**Task description**. Locate every line in the records below that holds the word "screenshot" and return each one.

**Data for the task**.
= = = = =
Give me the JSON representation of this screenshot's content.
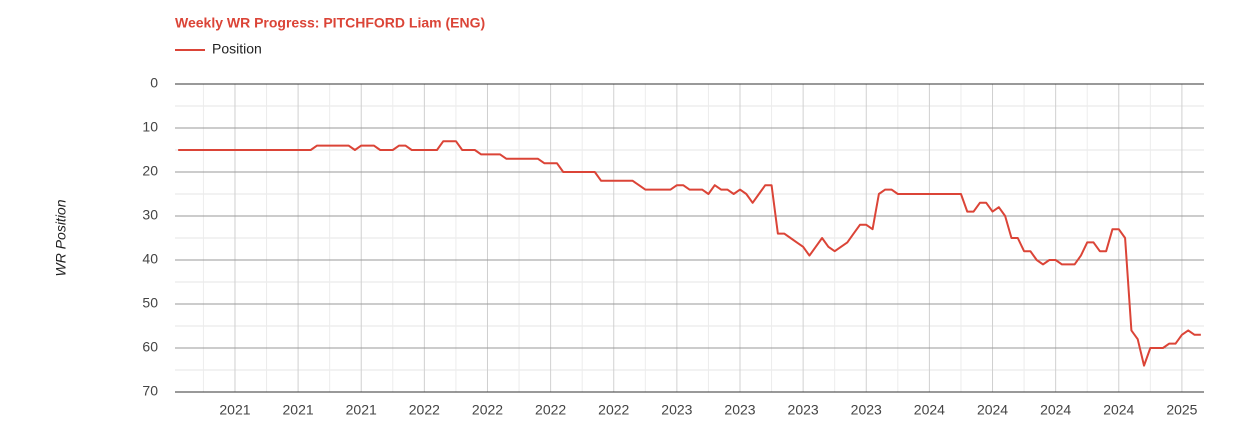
{
  "chart_data": {
    "type": "line",
    "title": "Weekly WR Progress: PITCHFORD Liam (ENG)",
    "y_label": "WR Position",
    "categories": [
      null,
      null,
      null,
      null,
      null,
      null,
      null,
      null,
      null,
      "2021",
      null,
      null,
      null,
      null,
      null,
      null,
      null,
      null,
      null,
      "2021",
      null,
      null,
      null,
      null,
      null,
      null,
      null,
      null,
      null,
      "2021",
      null,
      null,
      null,
      null,
      null,
      null,
      null,
      null,
      null,
      "2022",
      null,
      null,
      null,
      null,
      null,
      null,
      null,
      null,
      null,
      "2022",
      null,
      null,
      null,
      null,
      null,
      null,
      null,
      null,
      null,
      "2022",
      null,
      null,
      null,
      null,
      null,
      null,
      null,
      null,
      null,
      "2022",
      null,
      null,
      null,
      null,
      null,
      null,
      null,
      null,
      null,
      "2023",
      null,
      null,
      null,
      null,
      null,
      null,
      null,
      null,
      null,
      "2023",
      null,
      null,
      null,
      null,
      null,
      null,
      null,
      null,
      null,
      "2023",
      null,
      null,
      null,
      null,
      null,
      null,
      null,
      null,
      null,
      "2023",
      null,
      null,
      null,
      null,
      null,
      null,
      null,
      null,
      null,
      "2024",
      null,
      null,
      null,
      null,
      null,
      null,
      null,
      null,
      null,
      "2024",
      null,
      null,
      null,
      null,
      null,
      null,
      null,
      null,
      null,
      "2024",
      null,
      null,
      null,
      null,
      null,
      null,
      null,
      null,
      null,
      "2024",
      null,
      null,
      null,
      null,
      null,
      null,
      null,
      null,
      null,
      "2025",
      null,
      null,
      null
    ],
    "series": [
      {
        "name": "Position",
        "color": "#db4437",
        "values": [
          15,
          15,
          15,
          15,
          15,
          15,
          15,
          15,
          15,
          15,
          15,
          15,
          15,
          15,
          15,
          15,
          15,
          15,
          15,
          15,
          15,
          15,
          14,
          14,
          14,
          14,
          14,
          14,
          15,
          14,
          14,
          14,
          15,
          15,
          15,
          14,
          14,
          15,
          15,
          15,
          15,
          15,
          13,
          13,
          13,
          15,
          15,
          15,
          16,
          16,
          16,
          16,
          17,
          17,
          17,
          17,
          17,
          17,
          18,
          18,
          18,
          20,
          20,
          20,
          20,
          20,
          20,
          22,
          22,
          22,
          22,
          22,
          22,
          23,
          24,
          24,
          24,
          24,
          24,
          23,
          23,
          24,
          24,
          24,
          25,
          23,
          24,
          24,
          25,
          24,
          25,
          27,
          25,
          23,
          23,
          34,
          34,
          35,
          36,
          37,
          39,
          37,
          35,
          37,
          38,
          37,
          36,
          34,
          32,
          32,
          33,
          25,
          24,
          24,
          25,
          25,
          25,
          25,
          25,
          25,
          25,
          25,
          25,
          25,
          25,
          29,
          29,
          27,
          27,
          29,
          28,
          30,
          35,
          35,
          38,
          38,
          40,
          41,
          40,
          40,
          41,
          41,
          41,
          39,
          36,
          36,
          38,
          38,
          33,
          33,
          35,
          56,
          58,
          64,
          60,
          60,
          60,
          59,
          59,
          57,
          56,
          57,
          57
        ]
      }
    ],
    "ylim": [
      70,
      0
    ],
    "yticks": [
      0,
      10,
      20,
      30,
      40,
      50,
      60,
      70
    ],
    "y_minor_ticks": [
      5,
      15,
      25,
      35,
      45,
      55,
      65
    ],
    "grid": true
  }
}
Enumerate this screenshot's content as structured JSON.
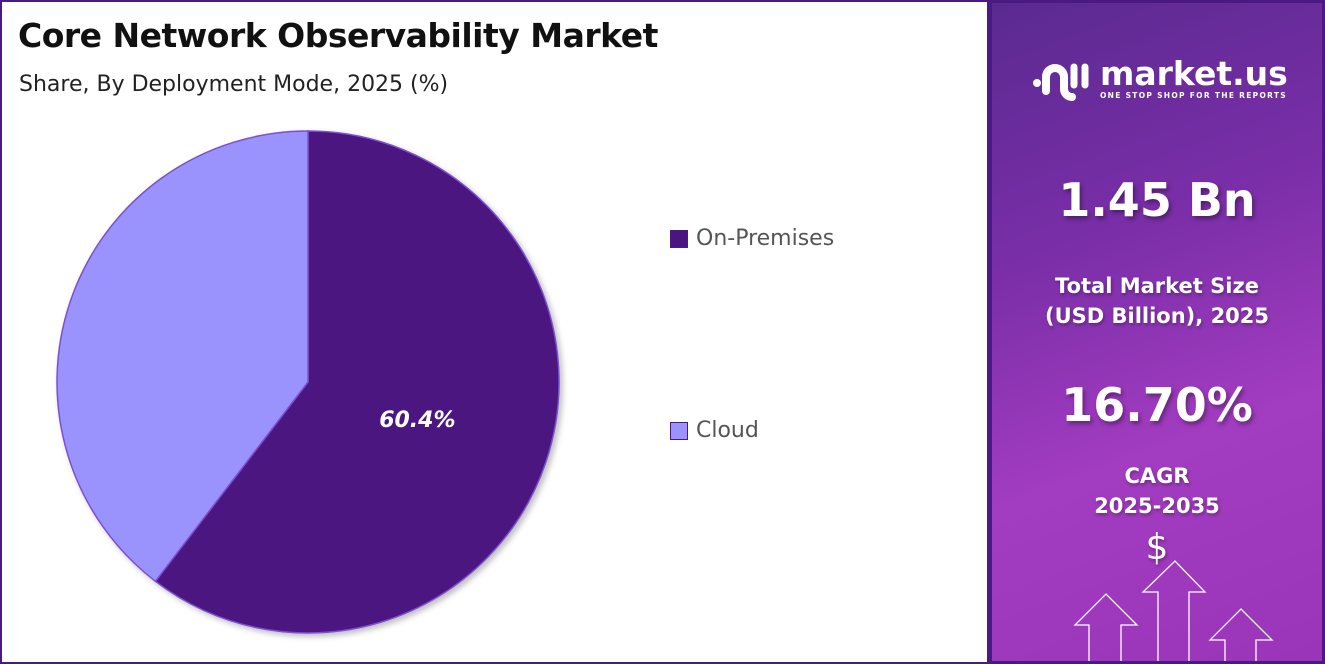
{
  "title": "Core Network Observability Market",
  "subtitle": "Share, By Deployment Mode, 2025 (%)",
  "chart_data": {
    "type": "pie",
    "title": "Core Network Observability Market",
    "subtitle": "Share, By Deployment Mode, 2025 (%)",
    "categories": [
      "On-Premises",
      "Cloud"
    ],
    "values": [
      60.4,
      39.6
    ],
    "data_labels": [
      "60.4%",
      ""
    ],
    "colors": [
      "#4b1580",
      "#9b93fd"
    ],
    "legend_position": "right"
  },
  "sidebar": {
    "logo_name": "market.us",
    "logo_tagline": "ONE STOP SHOP FOR THE REPORTS",
    "market_size": "1.45 Bn",
    "market_size_label_1": "Total Market Size",
    "market_size_label_2": "(USD Billion), 2025",
    "cagr": "16.70%",
    "cagr_label_1": "CAGR",
    "cagr_label_2": "2025-2035",
    "dollar": "$"
  }
}
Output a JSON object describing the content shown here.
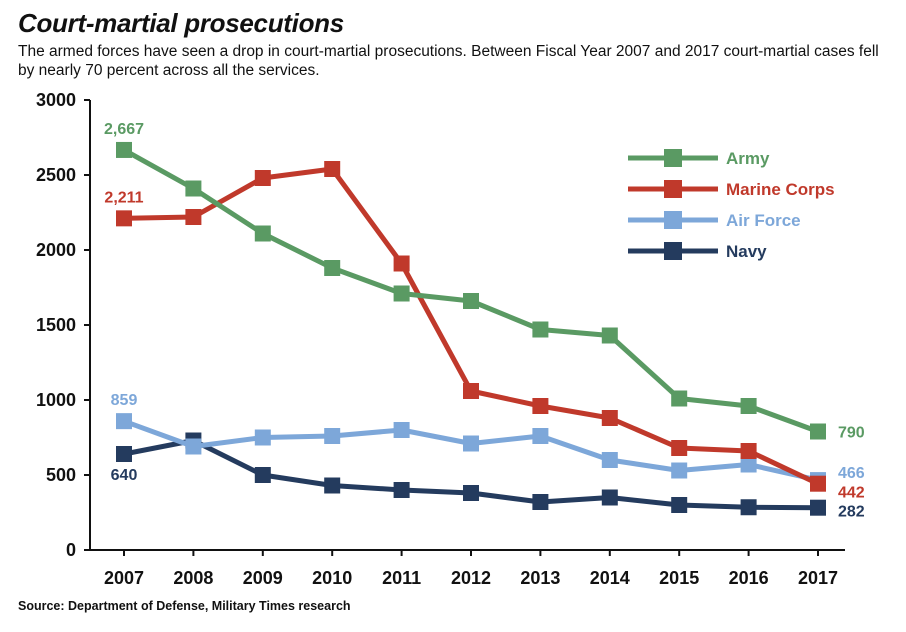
{
  "title": "Court-martial prosecutions",
  "subtitle": "The armed forces have seen a drop in court-martial prosecutions. Between Fiscal Year 2007 and 2017 court-martial cases fell by nearly 70 percent across all the services.",
  "source": "Source:  Department of Defense, Military Times research",
  "chart_data": {
    "type": "line",
    "x": [
      "2007",
      "2008",
      "2009",
      "2010",
      "2011",
      "2012",
      "2013",
      "2014",
      "2015",
      "2016",
      "2017"
    ],
    "ylim": [
      0,
      3000
    ],
    "yticks": [
      "0",
      "500",
      "1000",
      "1500",
      "2000",
      "2500",
      "3000"
    ],
    "grid": false,
    "legend_position": "top-right",
    "series": [
      {
        "name": "Army",
        "color": "#5a9a63",
        "values": [
          2667,
          2410,
          2110,
          1880,
          1710,
          1660,
          1470,
          1430,
          1010,
          960,
          790
        ],
        "labels": [
          {
            "index": 0,
            "text": "2,667"
          },
          {
            "index": 10,
            "text": "790"
          }
        ]
      },
      {
        "name": "Marine Corps",
        "color": "#c0392b",
        "values": [
          2211,
          2220,
          2480,
          2540,
          1910,
          1060,
          960,
          880,
          680,
          660,
          442
        ],
        "labels": [
          {
            "index": 0,
            "text": "2,211"
          },
          {
            "index": 10,
            "text": "442"
          }
        ]
      },
      {
        "name": "Air Force",
        "color": "#7da7d9",
        "values": [
          859,
          690,
          750,
          760,
          800,
          710,
          760,
          600,
          530,
          570,
          466
        ],
        "labels": [
          {
            "index": 0,
            "text": "859"
          },
          {
            "index": 10,
            "text": "466"
          }
        ]
      },
      {
        "name": "Navy",
        "color": "#243b5e",
        "values": [
          640,
          730,
          500,
          430,
          400,
          380,
          320,
          350,
          300,
          285,
          282
        ],
        "labels": [
          {
            "index": 0,
            "text": "640"
          },
          {
            "index": 10,
            "text": "282"
          }
        ]
      }
    ]
  }
}
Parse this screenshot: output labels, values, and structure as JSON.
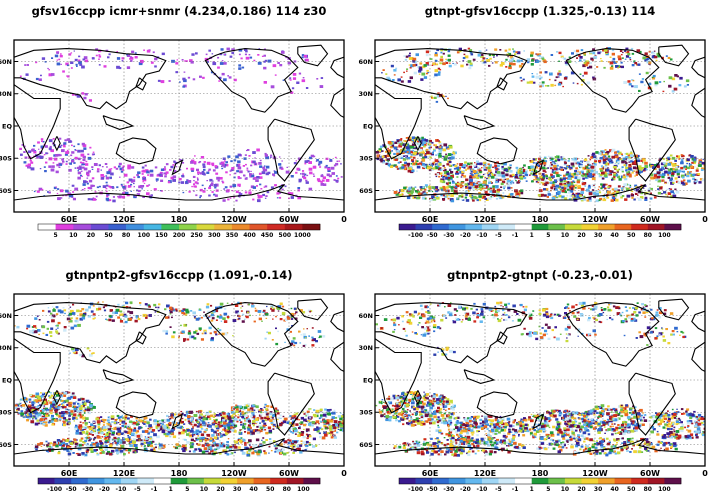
{
  "chart_data": [
    {
      "type": "heatmap",
      "title": "gfsv16ccpp  icmr+snmr  (4.234,0.186)  114  z30",
      "x_ticks": [
        "60E",
        "120E",
        "180",
        "120W",
        "60W",
        "0"
      ],
      "y_ticks": [
        "60N",
        "30N",
        "EQ",
        "30S",
        "60S"
      ],
      "grid": true,
      "colorbar": {
        "labels": [
          "5",
          "10",
          "20",
          "50",
          "80",
          "100",
          "150",
          "200",
          "250",
          "300",
          "350",
          "400",
          "450",
          "500",
          "1000"
        ],
        "colors": [
          "#ffffff",
          "#df3fdf",
          "#a64cdc",
          "#6b4bd3",
          "#3a61cf",
          "#3f8fdf",
          "#46b6e3",
          "#3fbf5a",
          "#8ed34a",
          "#d8d83c",
          "#ecb43a",
          "#ec8a2c",
          "#e0552a",
          "#cf2a24",
          "#a8181a",
          "#7a0f12"
        ]
      }
    },
    {
      "type": "heatmap",
      "title": "gtnpt-gfsv16ccpp  (1.325,-0.13)  114",
      "x_ticks": [
        "60E",
        "120E",
        "180",
        "120W",
        "60W",
        "0"
      ],
      "y_ticks": [
        "60N",
        "30N",
        "EQ",
        "30S",
        "60S"
      ],
      "grid": true,
      "colorbar": {
        "labels": [
          "-100",
          "-50",
          "-30",
          "-20",
          "-10",
          "-5",
          "-1",
          "1",
          "5",
          "10",
          "20",
          "30",
          "40",
          "50",
          "80",
          "100"
        ],
        "colors": [
          "#3a1a8f",
          "#2d3fb0",
          "#2f6ad0",
          "#3f95e0",
          "#63b8ef",
          "#9fd6f5",
          "#cfeaf8",
          "#ffffff",
          "#1f9a3a",
          "#6cc04a",
          "#c6da3a",
          "#f2d233",
          "#f0a02a",
          "#e8651f",
          "#cf2a1e",
          "#a01525",
          "#5e0f4a"
        ]
      }
    },
    {
      "type": "heatmap",
      "title": "gtnpntp2-gfsv16ccpp  (1.091,-0.14)",
      "x_ticks": [
        "60E",
        "120E",
        "180",
        "120W",
        "60W",
        "0"
      ],
      "y_ticks": [
        "60N",
        "30N",
        "EQ",
        "30S",
        "60S"
      ],
      "grid": true,
      "colorbar": {
        "labels": [
          "-100",
          "-50",
          "-30",
          "-20",
          "-10",
          "-5",
          "-1",
          "1",
          "5",
          "10",
          "20",
          "30",
          "40",
          "50",
          "80",
          "100"
        ],
        "colors": [
          "#3a1a8f",
          "#2d3fb0",
          "#2f6ad0",
          "#3f95e0",
          "#63b8ef",
          "#9fd6f5",
          "#cfeaf8",
          "#ffffff",
          "#1f9a3a",
          "#6cc04a",
          "#c6da3a",
          "#f2d233",
          "#f0a02a",
          "#e8651f",
          "#cf2a1e",
          "#a01525",
          "#5e0f4a"
        ]
      }
    },
    {
      "type": "heatmap",
      "title": "gtnpntp2-gtnpt  (-0.23,-0.01)",
      "x_ticks": [
        "60E",
        "120E",
        "180",
        "120W",
        "60W",
        "0"
      ],
      "y_ticks": [
        "60N",
        "30N",
        "EQ",
        "30S",
        "60S"
      ],
      "grid": true,
      "colorbar": {
        "labels": [
          "-100",
          "-50",
          "-30",
          "-20",
          "-10",
          "-5",
          "-1",
          "1",
          "5",
          "10",
          "20",
          "30",
          "40",
          "50",
          "80",
          "100"
        ],
        "colors": [
          "#3a1a8f",
          "#2d3fb0",
          "#2f6ad0",
          "#3f95e0",
          "#63b8ef",
          "#9fd6f5",
          "#cfeaf8",
          "#ffffff",
          "#1f9a3a",
          "#6cc04a",
          "#c6da3a",
          "#f2d233",
          "#f0a02a",
          "#e8651f",
          "#cf2a1e",
          "#a01525",
          "#5e0f4a"
        ]
      }
    }
  ]
}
= = = = =
**Expected answer**.
Give me the JSON representation of this screenshot's content.
Enumerate this screenshot's content as structured JSON.
Parse this screenshot: output labels, values, and structure as JSON.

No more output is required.